## WHAT THE TASK ASKS
Please copy every line of the data in which the string "that" appears.

◇ ◇ ◇ ◇ ◇ ◇ ◇

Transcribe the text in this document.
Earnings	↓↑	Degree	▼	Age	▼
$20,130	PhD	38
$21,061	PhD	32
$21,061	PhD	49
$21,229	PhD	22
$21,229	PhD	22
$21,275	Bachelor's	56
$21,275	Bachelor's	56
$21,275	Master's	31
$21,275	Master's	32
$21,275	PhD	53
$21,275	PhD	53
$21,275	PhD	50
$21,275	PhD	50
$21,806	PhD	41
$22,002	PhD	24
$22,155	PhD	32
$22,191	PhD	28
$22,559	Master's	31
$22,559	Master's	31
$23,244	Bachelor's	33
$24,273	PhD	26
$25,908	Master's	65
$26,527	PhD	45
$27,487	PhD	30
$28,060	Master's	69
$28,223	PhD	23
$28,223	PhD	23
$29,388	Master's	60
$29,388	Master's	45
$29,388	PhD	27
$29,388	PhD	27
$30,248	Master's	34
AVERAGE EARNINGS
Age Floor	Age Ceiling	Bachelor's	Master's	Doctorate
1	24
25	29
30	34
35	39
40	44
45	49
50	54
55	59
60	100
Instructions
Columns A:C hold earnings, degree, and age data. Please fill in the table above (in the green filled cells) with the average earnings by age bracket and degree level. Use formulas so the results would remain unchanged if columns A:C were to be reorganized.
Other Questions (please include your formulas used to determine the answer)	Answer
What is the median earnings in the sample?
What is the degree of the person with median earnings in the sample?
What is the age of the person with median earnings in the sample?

◇ ◇ ◇ ◇ ◇ ◇ ◇

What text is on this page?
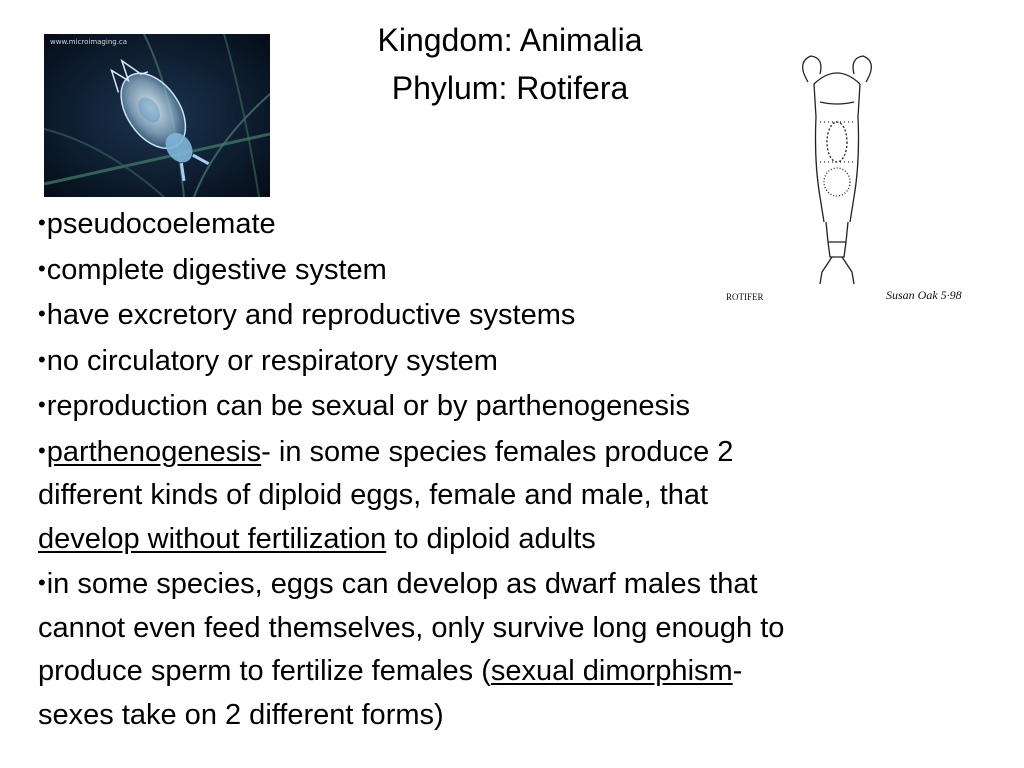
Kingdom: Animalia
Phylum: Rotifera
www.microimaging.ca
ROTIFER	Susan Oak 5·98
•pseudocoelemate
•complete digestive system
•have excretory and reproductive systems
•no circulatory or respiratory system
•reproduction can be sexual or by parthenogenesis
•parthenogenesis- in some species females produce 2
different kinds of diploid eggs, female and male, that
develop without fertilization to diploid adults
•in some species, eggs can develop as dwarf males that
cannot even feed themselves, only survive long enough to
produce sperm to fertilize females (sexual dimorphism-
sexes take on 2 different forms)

◇ ◇ ◇ ◇ ◇ ◇ ◇

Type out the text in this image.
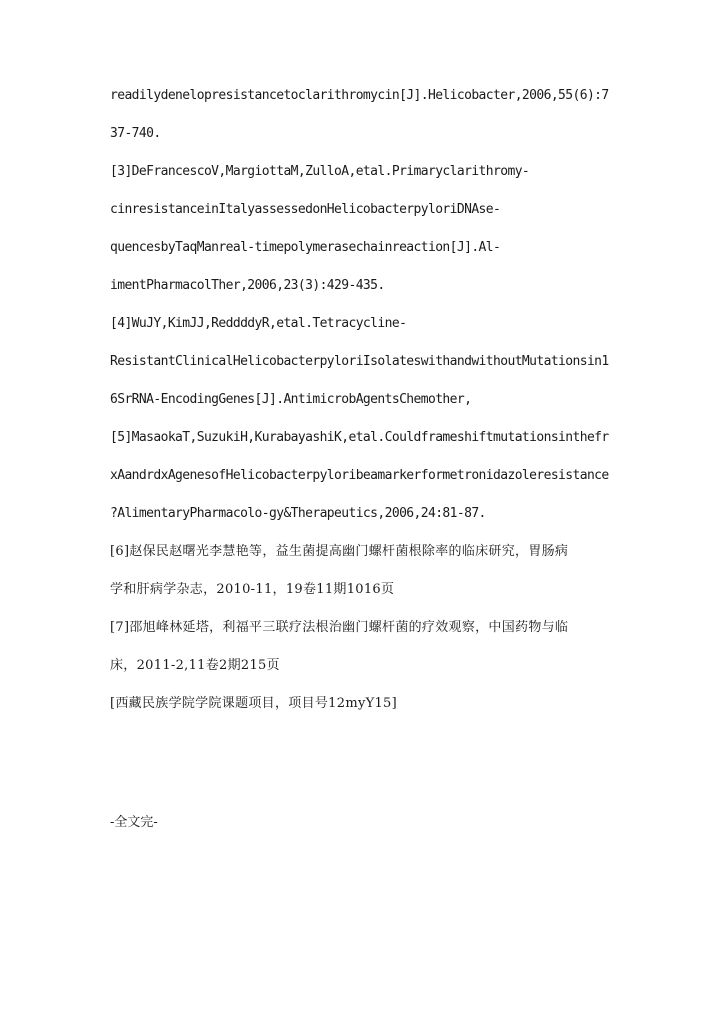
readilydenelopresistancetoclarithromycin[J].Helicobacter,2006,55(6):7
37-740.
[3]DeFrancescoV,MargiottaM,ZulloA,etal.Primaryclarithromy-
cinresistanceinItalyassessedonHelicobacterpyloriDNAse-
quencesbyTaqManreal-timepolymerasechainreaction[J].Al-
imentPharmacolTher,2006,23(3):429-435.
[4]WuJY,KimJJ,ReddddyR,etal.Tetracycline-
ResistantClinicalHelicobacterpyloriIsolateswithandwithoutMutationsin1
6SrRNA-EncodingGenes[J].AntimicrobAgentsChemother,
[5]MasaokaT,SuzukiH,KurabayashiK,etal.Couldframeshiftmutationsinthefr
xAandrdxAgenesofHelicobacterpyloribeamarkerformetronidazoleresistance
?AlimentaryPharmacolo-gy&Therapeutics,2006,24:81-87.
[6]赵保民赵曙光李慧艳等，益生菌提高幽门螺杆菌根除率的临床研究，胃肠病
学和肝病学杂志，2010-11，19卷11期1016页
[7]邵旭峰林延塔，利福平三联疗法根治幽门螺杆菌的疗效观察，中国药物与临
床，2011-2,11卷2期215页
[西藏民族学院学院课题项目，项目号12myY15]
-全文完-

◇ ◇ ◇ ◇ ◇ ◇ ◇

## RESPONSE AREA
different kinds of diploid eggs, female and male, that
•in some species, eggs can develop as dwarf males that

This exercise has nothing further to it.